How many lines of these entries include the string "this"? State the number alone.

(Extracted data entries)
---
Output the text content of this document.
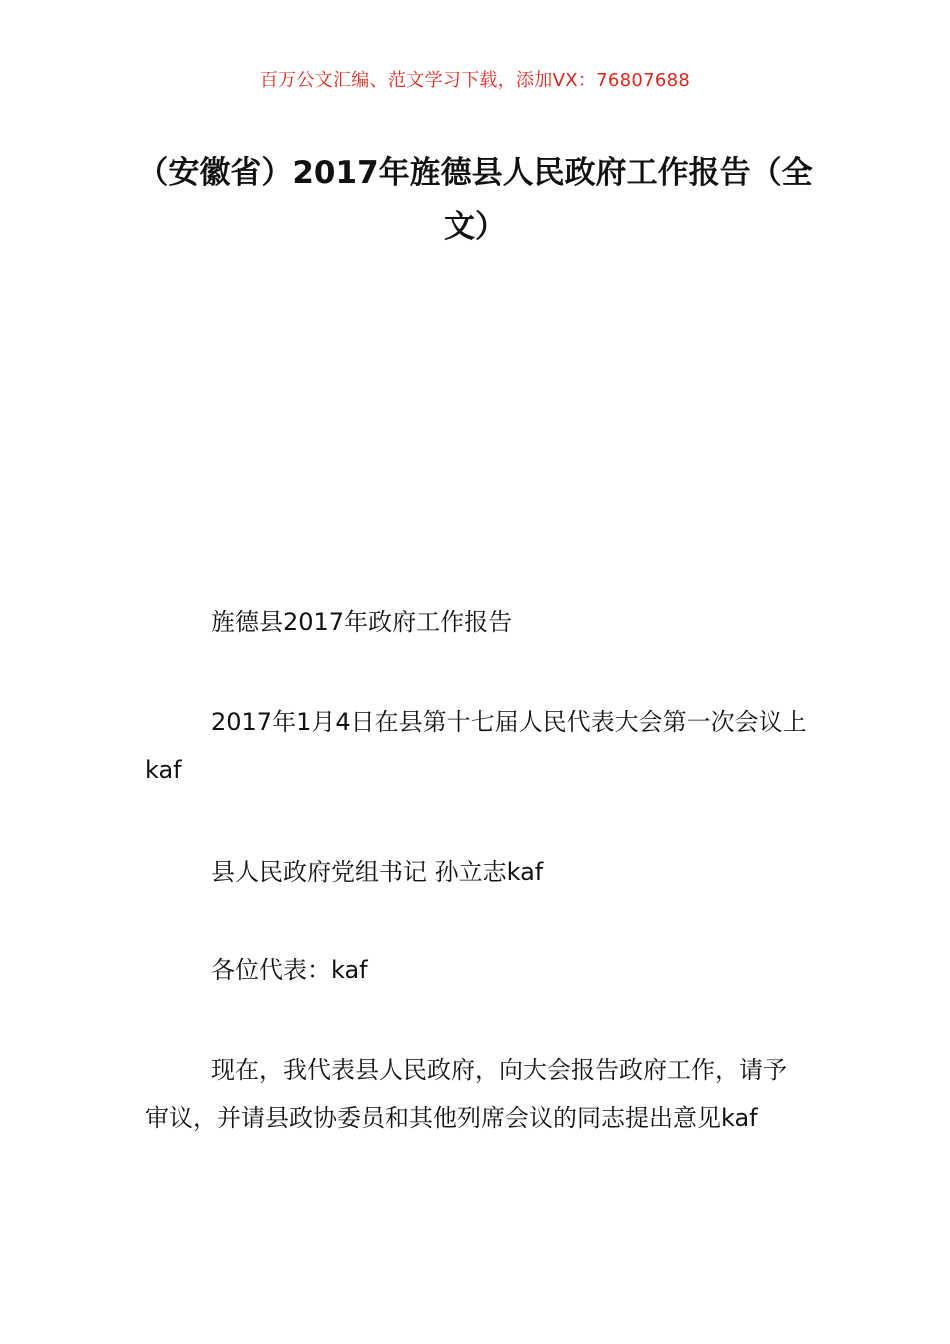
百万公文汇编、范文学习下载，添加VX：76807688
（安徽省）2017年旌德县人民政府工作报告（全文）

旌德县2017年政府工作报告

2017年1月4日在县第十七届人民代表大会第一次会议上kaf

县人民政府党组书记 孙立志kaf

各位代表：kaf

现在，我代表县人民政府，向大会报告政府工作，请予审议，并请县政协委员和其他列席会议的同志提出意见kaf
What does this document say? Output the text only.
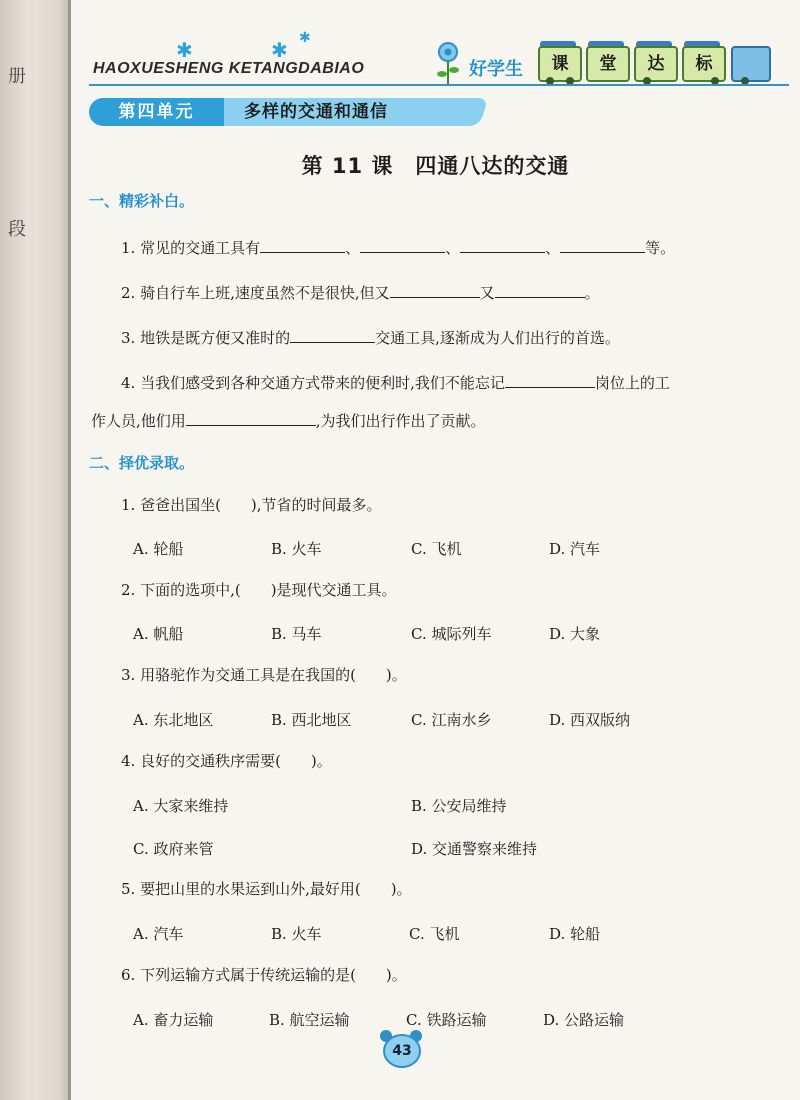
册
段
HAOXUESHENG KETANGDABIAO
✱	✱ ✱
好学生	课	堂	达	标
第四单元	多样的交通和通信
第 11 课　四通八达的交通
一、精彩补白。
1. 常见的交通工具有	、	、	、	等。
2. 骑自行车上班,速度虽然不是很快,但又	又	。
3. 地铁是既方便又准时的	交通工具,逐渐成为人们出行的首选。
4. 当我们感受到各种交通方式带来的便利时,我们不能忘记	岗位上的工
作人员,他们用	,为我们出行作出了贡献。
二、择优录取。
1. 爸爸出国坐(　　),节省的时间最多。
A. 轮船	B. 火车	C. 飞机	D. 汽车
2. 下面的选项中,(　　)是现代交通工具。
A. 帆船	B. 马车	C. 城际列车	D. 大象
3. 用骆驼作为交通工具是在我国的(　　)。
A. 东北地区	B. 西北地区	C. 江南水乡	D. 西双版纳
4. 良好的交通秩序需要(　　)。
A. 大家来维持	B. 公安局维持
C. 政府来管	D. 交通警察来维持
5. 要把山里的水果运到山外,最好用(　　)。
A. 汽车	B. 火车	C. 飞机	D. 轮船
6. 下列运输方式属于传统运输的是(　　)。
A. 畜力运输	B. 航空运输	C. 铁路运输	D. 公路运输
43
---
- _The result_
2